<<<<

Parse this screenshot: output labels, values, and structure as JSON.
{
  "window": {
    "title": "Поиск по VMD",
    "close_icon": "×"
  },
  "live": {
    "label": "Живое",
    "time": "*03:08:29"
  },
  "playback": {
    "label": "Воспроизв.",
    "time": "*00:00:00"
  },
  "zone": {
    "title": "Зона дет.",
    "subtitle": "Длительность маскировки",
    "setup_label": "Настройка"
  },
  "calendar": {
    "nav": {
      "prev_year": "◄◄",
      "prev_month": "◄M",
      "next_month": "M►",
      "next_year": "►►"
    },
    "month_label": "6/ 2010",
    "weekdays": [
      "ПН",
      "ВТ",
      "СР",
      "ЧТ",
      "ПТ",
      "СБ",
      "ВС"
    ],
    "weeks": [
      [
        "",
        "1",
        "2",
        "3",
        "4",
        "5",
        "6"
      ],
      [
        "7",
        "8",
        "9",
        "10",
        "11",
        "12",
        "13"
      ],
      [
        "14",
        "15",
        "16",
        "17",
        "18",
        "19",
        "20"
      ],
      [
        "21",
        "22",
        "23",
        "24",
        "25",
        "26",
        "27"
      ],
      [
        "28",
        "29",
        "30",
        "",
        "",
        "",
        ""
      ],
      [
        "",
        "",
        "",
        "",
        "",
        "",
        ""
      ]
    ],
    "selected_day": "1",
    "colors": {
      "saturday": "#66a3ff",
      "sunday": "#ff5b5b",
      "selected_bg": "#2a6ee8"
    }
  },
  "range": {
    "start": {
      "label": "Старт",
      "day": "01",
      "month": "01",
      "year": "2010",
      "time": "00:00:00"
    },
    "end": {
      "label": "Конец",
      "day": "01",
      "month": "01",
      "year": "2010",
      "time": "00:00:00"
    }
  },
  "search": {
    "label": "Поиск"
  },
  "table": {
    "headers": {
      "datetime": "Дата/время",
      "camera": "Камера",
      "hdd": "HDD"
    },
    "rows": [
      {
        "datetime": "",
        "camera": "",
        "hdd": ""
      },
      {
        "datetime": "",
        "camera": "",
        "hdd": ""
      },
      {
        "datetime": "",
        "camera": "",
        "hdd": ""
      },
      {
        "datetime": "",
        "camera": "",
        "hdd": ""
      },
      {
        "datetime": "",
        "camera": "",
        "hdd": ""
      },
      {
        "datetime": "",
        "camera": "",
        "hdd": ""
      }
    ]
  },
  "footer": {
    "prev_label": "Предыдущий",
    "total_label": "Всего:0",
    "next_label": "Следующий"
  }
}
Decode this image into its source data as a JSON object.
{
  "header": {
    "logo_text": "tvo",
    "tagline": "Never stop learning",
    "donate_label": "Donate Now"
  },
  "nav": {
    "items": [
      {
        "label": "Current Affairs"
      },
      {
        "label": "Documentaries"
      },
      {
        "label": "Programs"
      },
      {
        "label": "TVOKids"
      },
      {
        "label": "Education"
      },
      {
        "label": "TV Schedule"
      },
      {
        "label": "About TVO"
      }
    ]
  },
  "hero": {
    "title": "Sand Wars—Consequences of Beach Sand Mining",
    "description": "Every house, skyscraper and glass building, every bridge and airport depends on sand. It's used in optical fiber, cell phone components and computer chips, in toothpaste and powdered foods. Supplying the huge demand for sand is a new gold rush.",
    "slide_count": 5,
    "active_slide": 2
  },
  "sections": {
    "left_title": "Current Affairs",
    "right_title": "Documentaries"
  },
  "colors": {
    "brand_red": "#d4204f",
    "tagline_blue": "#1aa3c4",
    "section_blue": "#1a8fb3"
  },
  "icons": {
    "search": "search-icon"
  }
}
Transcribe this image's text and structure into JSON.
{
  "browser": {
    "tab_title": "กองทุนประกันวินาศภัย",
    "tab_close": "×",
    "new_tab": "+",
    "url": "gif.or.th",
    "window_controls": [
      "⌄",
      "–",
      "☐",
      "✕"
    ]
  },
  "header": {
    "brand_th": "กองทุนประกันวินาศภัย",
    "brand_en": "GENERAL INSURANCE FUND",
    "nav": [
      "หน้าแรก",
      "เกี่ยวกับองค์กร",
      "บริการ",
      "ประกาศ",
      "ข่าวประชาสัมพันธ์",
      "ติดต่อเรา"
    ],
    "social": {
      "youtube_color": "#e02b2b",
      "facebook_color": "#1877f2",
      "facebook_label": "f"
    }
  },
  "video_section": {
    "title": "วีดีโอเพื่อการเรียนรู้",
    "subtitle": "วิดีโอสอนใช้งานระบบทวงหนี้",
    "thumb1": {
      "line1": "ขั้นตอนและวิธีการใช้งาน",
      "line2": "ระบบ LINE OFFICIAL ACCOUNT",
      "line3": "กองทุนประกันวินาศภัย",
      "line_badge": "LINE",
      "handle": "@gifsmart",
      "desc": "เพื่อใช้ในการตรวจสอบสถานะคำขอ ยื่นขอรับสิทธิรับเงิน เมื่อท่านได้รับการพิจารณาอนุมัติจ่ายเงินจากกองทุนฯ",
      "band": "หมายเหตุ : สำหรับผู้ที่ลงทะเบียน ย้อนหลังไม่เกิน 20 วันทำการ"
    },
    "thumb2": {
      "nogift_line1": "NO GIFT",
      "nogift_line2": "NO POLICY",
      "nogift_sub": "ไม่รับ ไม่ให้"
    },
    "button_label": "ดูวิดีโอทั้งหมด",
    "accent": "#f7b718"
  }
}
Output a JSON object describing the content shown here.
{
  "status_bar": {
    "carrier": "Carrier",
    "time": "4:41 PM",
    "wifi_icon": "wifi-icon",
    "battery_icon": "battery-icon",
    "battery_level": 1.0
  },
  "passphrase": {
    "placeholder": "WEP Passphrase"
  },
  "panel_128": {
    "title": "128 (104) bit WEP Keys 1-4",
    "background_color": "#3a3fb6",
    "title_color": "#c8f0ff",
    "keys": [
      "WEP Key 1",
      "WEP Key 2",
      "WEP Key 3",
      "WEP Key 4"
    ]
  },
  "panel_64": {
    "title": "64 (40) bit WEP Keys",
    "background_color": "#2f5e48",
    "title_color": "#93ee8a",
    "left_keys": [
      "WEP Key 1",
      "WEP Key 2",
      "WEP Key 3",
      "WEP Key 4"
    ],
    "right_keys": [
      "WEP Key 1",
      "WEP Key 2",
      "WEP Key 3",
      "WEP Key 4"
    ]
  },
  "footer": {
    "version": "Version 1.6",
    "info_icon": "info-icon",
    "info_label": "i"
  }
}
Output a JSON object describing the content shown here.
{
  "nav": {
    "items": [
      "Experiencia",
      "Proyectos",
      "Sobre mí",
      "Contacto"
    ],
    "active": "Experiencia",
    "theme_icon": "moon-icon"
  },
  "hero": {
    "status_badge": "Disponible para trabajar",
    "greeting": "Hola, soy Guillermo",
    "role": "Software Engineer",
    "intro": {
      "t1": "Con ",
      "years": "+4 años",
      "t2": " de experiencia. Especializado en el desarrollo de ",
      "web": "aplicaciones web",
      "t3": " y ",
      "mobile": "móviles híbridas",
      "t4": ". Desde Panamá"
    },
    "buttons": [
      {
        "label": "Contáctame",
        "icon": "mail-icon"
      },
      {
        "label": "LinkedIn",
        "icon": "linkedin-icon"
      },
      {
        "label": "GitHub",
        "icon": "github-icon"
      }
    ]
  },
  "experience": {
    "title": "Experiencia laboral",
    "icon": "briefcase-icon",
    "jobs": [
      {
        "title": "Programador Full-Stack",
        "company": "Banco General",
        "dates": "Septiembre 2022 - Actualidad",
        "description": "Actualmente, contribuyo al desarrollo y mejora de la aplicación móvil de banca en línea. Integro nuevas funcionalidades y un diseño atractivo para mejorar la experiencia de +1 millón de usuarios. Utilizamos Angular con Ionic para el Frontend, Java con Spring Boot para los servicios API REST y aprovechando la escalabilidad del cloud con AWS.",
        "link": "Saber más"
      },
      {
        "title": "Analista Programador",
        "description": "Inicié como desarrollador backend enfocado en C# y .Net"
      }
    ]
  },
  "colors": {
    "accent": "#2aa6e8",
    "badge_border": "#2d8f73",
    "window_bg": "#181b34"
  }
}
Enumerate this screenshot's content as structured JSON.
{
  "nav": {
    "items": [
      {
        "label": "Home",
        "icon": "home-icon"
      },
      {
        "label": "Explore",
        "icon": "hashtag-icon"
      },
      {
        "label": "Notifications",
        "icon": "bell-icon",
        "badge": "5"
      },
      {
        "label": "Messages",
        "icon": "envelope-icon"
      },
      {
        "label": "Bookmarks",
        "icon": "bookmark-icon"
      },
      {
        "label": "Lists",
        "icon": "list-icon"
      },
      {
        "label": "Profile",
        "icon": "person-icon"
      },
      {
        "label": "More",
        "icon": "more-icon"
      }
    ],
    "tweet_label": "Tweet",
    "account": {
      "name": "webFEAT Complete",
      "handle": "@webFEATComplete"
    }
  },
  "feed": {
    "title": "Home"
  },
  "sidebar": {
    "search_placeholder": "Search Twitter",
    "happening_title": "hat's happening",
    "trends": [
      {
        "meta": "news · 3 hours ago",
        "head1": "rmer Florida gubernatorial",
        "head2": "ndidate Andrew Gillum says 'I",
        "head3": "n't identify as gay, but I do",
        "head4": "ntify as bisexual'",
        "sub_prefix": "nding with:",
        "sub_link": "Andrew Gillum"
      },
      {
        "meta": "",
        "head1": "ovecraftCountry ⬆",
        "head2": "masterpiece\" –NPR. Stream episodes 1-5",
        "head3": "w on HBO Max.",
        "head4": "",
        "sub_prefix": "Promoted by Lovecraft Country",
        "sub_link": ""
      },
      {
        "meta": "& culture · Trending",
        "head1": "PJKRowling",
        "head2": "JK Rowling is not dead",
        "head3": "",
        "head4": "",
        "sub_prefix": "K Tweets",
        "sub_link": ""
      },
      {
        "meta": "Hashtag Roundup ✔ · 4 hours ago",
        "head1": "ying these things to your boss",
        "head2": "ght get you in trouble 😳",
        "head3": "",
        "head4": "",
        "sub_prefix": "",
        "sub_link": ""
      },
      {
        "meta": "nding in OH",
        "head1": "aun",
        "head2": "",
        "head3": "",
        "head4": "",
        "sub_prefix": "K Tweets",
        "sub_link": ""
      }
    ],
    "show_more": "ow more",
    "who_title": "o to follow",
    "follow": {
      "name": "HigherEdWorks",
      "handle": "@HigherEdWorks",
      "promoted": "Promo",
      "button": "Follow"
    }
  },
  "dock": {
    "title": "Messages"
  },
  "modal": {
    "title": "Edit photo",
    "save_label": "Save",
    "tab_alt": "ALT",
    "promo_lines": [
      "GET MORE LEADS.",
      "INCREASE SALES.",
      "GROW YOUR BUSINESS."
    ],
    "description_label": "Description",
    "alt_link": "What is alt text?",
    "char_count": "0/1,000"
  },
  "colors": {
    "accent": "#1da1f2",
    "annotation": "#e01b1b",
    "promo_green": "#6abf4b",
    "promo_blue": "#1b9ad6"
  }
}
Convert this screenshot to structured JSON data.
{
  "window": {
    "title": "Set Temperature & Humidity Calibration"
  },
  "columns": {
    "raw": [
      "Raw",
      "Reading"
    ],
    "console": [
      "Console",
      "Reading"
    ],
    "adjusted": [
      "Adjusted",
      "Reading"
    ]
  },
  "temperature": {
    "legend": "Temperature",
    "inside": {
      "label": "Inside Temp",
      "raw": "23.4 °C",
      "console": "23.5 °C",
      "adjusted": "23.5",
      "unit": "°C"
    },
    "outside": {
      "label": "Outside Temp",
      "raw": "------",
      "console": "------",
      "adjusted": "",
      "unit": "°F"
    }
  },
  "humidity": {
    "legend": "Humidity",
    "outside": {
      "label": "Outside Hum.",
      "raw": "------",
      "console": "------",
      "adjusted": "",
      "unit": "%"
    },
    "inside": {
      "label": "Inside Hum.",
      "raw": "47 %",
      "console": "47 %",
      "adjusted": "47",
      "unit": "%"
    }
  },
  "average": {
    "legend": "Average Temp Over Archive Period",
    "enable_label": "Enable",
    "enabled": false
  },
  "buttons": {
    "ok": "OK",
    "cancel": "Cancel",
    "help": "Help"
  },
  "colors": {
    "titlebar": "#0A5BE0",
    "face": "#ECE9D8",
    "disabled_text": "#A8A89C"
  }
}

>>>>

WRITTEN PROBLEM:
Say how many lines in this listing hold the string "Current", giving the count and nothing more.

RESPONSE FOR THIS EXERCISE:
2